Exactly reproduce the line containing "What does this" and all later lines to the end of the entries, leaving the pictures out of your copy.

## Records supplied
- - -

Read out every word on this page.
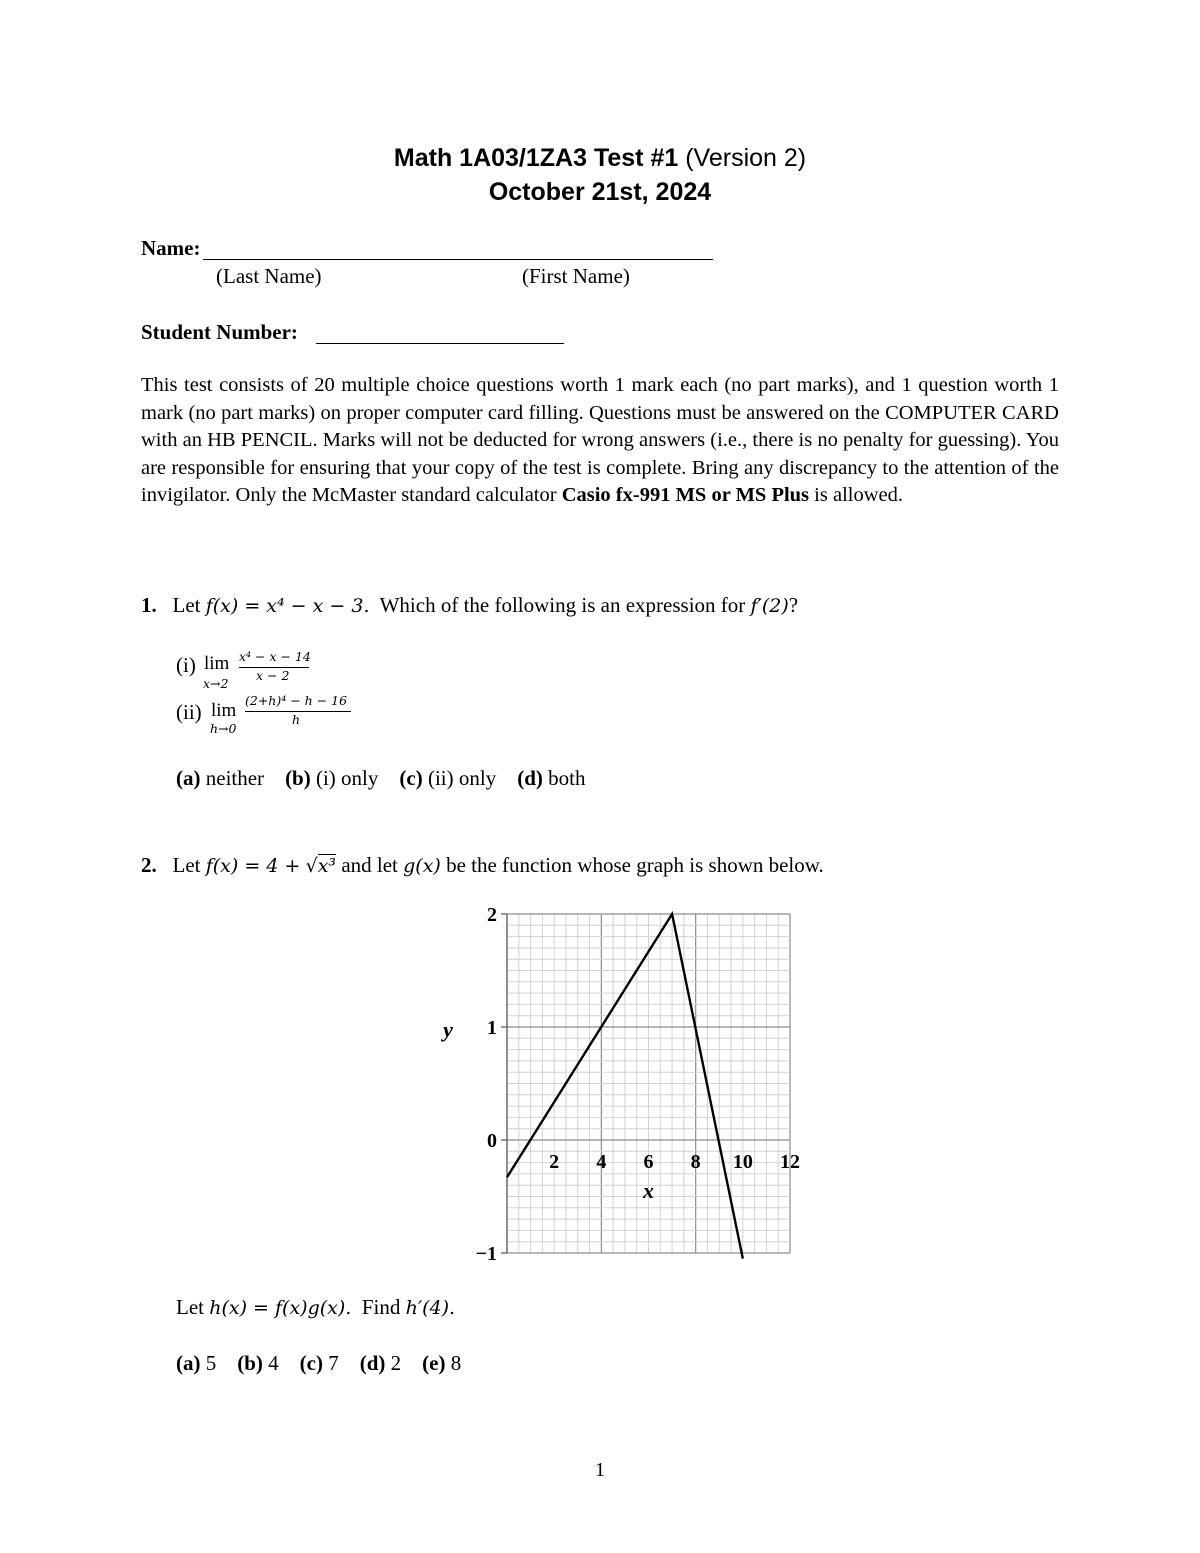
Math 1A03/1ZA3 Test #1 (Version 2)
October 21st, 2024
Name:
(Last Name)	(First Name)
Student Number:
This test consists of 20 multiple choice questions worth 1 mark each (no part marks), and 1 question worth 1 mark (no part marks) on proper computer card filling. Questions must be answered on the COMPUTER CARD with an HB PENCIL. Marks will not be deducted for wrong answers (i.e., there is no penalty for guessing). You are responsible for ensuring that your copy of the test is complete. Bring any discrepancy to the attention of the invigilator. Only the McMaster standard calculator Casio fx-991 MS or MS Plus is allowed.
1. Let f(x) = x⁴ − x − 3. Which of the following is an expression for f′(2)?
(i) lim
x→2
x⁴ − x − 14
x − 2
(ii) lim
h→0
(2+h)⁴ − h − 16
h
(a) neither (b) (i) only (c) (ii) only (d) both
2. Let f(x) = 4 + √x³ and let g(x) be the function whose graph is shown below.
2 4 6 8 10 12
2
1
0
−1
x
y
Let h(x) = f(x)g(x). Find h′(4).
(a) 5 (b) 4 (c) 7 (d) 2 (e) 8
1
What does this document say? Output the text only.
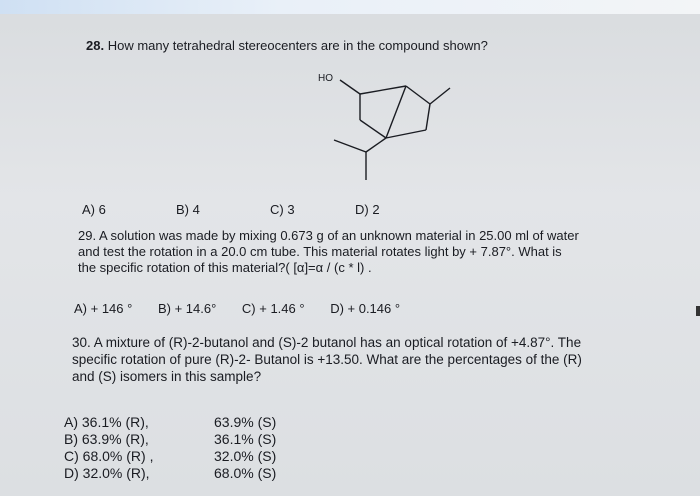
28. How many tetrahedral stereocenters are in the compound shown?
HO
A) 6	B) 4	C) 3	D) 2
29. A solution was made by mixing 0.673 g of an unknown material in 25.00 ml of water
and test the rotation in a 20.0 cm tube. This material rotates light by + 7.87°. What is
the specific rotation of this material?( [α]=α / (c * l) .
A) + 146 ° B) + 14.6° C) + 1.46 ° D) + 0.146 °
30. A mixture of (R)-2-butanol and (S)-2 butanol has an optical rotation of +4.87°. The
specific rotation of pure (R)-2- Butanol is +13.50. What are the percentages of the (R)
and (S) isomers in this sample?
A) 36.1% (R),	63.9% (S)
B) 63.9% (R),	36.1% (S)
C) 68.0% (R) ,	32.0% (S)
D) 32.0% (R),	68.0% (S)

- - -

## Output for this task
What does this document say? Output the text only.
28. How many tetrahedral stereocenters are in the compound shown?
HO
A) 6	B) 4	C) 3	D) 2
29. A solution was made by mixing 0.673 g of an unknown material in 25.00 ml of water
and test the rotation in a 20.0 cm tube. This material rotates light by + 7.87°. What is
the specific rotation of this material?( [α]=α / (c * l) .
A) + 146 ° B) + 14.6° C) + 1.46 ° D) + 0.146 °
30. A mixture of (R)-2-butanol and (S)-2 butanol has an optical rotation of +4.87°. The
specific rotation of pure (R)-2- Butanol is +13.50. What are the percentages of the (R)
and (S) isomers in this sample?
A) 36.1% (R),	63.9% (S)
B) 63.9% (R),	36.1% (S)
C) 68.0% (R) ,	32.0% (S)
D) 32.0% (R),	68.0% (S)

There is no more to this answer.